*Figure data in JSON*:
━━━━━━━━━━━━━━━━━━━━

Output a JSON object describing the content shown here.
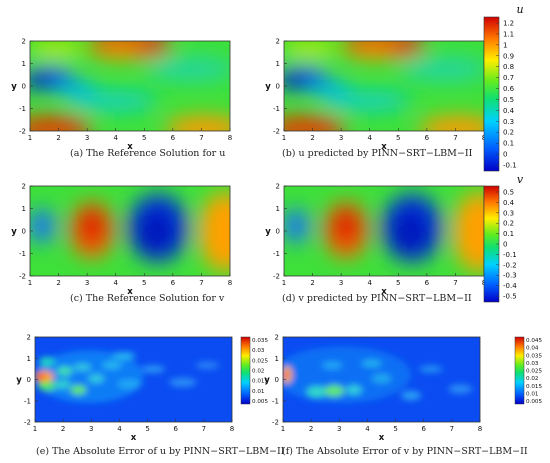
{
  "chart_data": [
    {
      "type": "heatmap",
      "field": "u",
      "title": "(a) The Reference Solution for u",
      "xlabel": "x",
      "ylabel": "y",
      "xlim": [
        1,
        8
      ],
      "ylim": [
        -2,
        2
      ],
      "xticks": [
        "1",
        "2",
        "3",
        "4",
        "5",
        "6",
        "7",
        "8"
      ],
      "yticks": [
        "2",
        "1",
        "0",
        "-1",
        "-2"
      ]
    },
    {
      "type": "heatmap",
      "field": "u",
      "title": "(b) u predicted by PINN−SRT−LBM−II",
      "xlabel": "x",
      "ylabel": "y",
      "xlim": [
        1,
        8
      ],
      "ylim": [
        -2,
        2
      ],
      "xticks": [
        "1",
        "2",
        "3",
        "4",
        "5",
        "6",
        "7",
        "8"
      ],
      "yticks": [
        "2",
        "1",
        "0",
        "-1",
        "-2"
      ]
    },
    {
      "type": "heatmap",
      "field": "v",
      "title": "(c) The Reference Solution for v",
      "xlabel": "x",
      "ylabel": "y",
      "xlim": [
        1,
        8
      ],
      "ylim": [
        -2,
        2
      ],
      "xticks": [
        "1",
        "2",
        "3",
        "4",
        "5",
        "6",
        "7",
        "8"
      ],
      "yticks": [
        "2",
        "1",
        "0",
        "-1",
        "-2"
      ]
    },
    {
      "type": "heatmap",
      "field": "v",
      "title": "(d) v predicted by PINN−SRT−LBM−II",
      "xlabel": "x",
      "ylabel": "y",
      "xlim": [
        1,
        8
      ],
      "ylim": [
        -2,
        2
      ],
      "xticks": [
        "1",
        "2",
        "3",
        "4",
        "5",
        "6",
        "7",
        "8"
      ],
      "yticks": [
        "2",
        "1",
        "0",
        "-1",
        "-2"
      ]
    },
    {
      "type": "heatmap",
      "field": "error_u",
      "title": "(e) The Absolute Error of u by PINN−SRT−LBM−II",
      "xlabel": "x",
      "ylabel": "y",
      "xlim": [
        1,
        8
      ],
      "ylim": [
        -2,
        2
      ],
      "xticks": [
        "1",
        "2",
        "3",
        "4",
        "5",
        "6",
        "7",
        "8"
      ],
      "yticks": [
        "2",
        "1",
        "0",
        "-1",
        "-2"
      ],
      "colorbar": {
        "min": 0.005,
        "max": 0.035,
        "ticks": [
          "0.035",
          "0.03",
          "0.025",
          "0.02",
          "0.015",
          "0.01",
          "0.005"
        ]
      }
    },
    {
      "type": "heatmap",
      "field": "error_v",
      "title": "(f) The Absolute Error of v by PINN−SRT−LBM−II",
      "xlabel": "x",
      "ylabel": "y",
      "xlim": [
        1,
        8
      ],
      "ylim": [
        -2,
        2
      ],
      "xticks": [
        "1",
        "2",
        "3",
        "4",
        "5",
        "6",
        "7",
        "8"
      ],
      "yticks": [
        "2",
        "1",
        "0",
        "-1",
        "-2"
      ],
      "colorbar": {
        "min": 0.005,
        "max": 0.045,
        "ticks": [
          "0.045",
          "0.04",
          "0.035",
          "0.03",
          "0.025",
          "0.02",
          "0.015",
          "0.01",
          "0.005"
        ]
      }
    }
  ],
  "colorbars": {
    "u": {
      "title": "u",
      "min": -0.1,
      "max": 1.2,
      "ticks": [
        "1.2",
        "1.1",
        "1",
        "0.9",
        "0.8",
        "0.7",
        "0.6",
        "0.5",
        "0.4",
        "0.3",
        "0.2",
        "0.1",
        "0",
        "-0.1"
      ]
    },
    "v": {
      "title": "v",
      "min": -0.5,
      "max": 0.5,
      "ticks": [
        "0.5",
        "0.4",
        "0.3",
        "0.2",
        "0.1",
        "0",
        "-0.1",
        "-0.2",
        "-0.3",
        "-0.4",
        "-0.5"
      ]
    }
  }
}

━━━━━━━━━━━━━━━━━━━━

*AIM*: Find the word "PINN" in the records and pull out each line that has it.

*THE SOLUTION*:
      "title": "(b) u predicted by PINN−SRT−LBM−II",
      "title": "(d) v predicted by PINN−SRT−LBM−II",
      "title": "(e) The Absolute Error of u by PINN−SRT−LBM−II",
      "title": "(f) The Absolute Error of v by PINN−SRT−LBM−II",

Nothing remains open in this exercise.